# QUOTED PASSAGE:
######

[Date Prev][Date Next][Thread Prev][Thread Next][Date Index][Thread Index]

Re: mech-v2: static MTU scope; feedback sought



Thanks for your feedback, Fred -- it helped a lot in clarifying my 
thinking.  Inline --

On Thu, 29 Jan 2004, Fred Templin wrote:
> >Now, I'd like to move on here.  I personally don't see much of a
> >problem with mismatching MRU/MTU values as long as they are below
> >1500.  But I'd like to see whether there are any evidence indicating
> >otherwise.
> 
> I agree that it is OK to have the MRU slightly larger than the MTU.
[...]

True.  The scenario we must analyze a bit, however, is when someone in
the path has a lower IPv6 MTU.  Like:

 host <=================> router <---------->   destination
       v6-in-v4 tunnel            v6 link
       v6 MTU = 1380            v6 MTU = 1280
                                                                                                                           
Router sends ICMPv6 packet too big to the sending host, connected over
a tunnel.
                                                                                                                           
What happens when the host receives this ICMPv6 Packet too Big 
message?

 1) If the node does not implement PMTUD, the all the packets will be 
   discarded -- an unresolvable error condition: meaning, unless you 
   do PMTUD, you must never send packets over MTU=1280.
 2) If the node implements PMTUD,
   a) decrease the effective MTU of the IPv6 link (e.g., by adding
      a "cloned" route with lower MTU to the routing table
      (or whatever the implementation is),
   b) if this fails (e.g., UDP), start sending IPv6 fragments.

However, note from the below: ICMPv6 spec states that implementation
MUST pass Pkt Too Big up to the upper layers.  This would imply that a
simple form of 2) would have to be done without PMTUD as well, but
that this should not typically happen as the nodes without PMTUD must
restrict the size of packets they send to 1280 bytes, generating no
such messages.

> > - MUST a static tunnel MTU case also implement an algorithm to
> >   react to the received ICMPv6 Packet too Big messages, e.g. to lower 
> >   the MTU?  (or is this really a subset of dynamic tunnel MTU).  
> >   RFC2463 sect 3.2 seems to give an impression that this would have
> >   to be done, but not sure.
> 
> Well, the text you are citing says only that "An incoming Packet Too Big
> messaage MUST be passed to the upper-layer process"; I'm not really seeing
> anything about changing the tunnel MTU based on the ICMPv6 messages.

Yes, in the highsight -- that's true.  Note that this is independent 
of full PMTUD, so even if a node didn't implement PMTUD, it would have 
to implement the processing of Packet Too Big messages, which should 
reflect e.g., what MSS TCP uses, and maybe even fragment UDP packets 
if they are too big.

It seems the picture is not consistent from the IPv6 implementation 
point-of-view.  Perhaps this should be brought up there..

> My concern here is for nodes with long, thin (i.e., slow) physical links.
> Suppose a tunnel interface is configured over a physical interface that
> takes the recommendations of BCP 48 and configures a small IPv4 MTU,
> e.g., 296 bytes. The tunnel interface will still have to configure at least
> the minimum IPv6 MTU of 1280 bytes, but the 296 byte IPv4 MTU of
> the underlying physical interface will be opaque to the upper layers.

######

# RAW DATA:

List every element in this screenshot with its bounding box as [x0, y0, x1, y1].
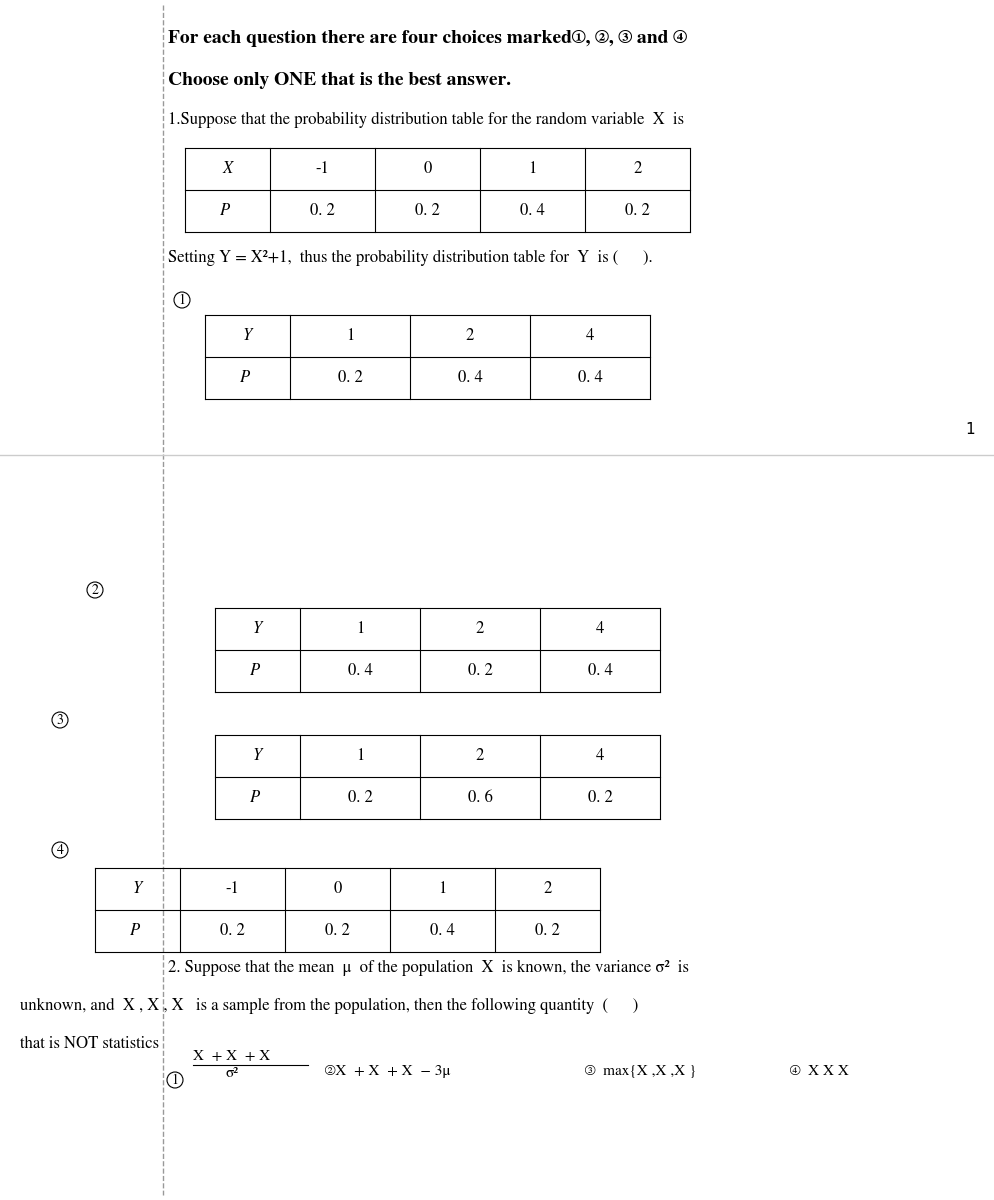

######

# ACTIONS TO TAKE:
a. In the tunnel MTU discussion, what small IPv4 MTU is given as an example for a physical interface that follows the recommendations of BCP 48?
b. Pick up the tunnel MTU discussion after its final sentence and continue it.

# WRITTEN ANSWERS:
a. 296 bytes.

b.
> In this case, two possibilities exist when the tunnel interface sends
> encapsulated packets larger than 296 bytes:
> 
>   1) The tunnel interface sends encapsulated packets with the DF bit
>     NOT set in the IPv4 header, and the IPv4 stack performs intentional
>     IPv4 fragmentation to a maximum fragment size of 296 bytes.
> 
>   2) The tunnel interface sends encapsulated packets with the DF bit
>     SET, and the IPv4 stack sends back a locally-generated ICMPv4
>     "fragmentation needed" message with MTU = 296.

I think these cases aren't really all that different as long as they 
are done inside the node.  I don't think an implementation would send 
"internal" frag needed messages, but just do the fragmentation, 
ultimately resulting in 1) whether going through 2) or not.
 
> On the
> other hand, I have heard that there are devices such as security gateways,
> NATs, etc. that drop incoming IPv4 fragments (perhaps only sending
> the first-fragment on to the final destination), i.e., black-holes may
> result. What are the operational experiences with this?

I can't say anything about that, this hasn't come up that much in our 
scenarios.

> My thoughts on 2) are that the locally-generated ICMPv4 "fragment
> needed" messages will be passed to the configured tunnel device driver
> in the kernel, but what actions should be taken? Should the driver:
> 
>   a) reduce the configured tunnel's MTU to 296-20 (i.e., less than the
>     IPv6 minimum MTU)?
>   b) keep the MTU in, e.g., a neighbor cache entry to provide a maximum
>     fragment size for IPv6 fragmentation?
>   c) translate the ICMPv4 "frag needed" into an ICMPv6 "packet too big"
>     and pass it up to the application?
>   d) other?
> 
> I can imagine either a) or b) as acceptable answers. I have a hard time
> believing c) could be good, because it might cause TCPs to configure
> a too-small MSS. But, I'd like to hear operational experiences and/or
> other alternatives I may be missing.

As the link-layer MTU is too low to accommodate IPv6 minimum MTU, c) 
is out of quetion in this instance.  a) is also out of question, if 
you are talking about reducing v6 MTU below the minimum, as that would 
break a lot of assumptions small IPv6 devices have about the minimal 
path MTUs.  So, I guess b) is the only option?

Note that in this case, there does not have to be IPv6 fragmentation 
at all.  IPv6 link should still be 1280 bytes even though the 
underlying v4 link is only e.g. 296 bytes.  I don't think there is 
anything in the v6 spec that forbids the host from doing "voluntary 
fragmentation" even though it could send larger packets to accommodate 
for the slower links, but that's just a local optimization I think.
> 
> > - do you think it would be OK to recommend dynamic MTU instead in the 
> >   double encapsulation scenario described by Dave?
> >
> 
> Possibly; the only concern is trust issues for ICMPv4 "fragmentation
> needed" messages generated by middleboxes. Perhaps if the ICMPv4s
> were only accepted from the localhost and from the far end of the
> tunnel it would be OK?

These trust issues (whether one thinks they're really a problem or not
is another thing) exist regardless of this specification, so I'm not
sure whether we should work too hard to replacing the functionality of 
ICMPv4 frag needed messages.

-- 
Pekka Savola                 "You each name yourselves king, yet the
Netcore Oy                    kingdom bleeds."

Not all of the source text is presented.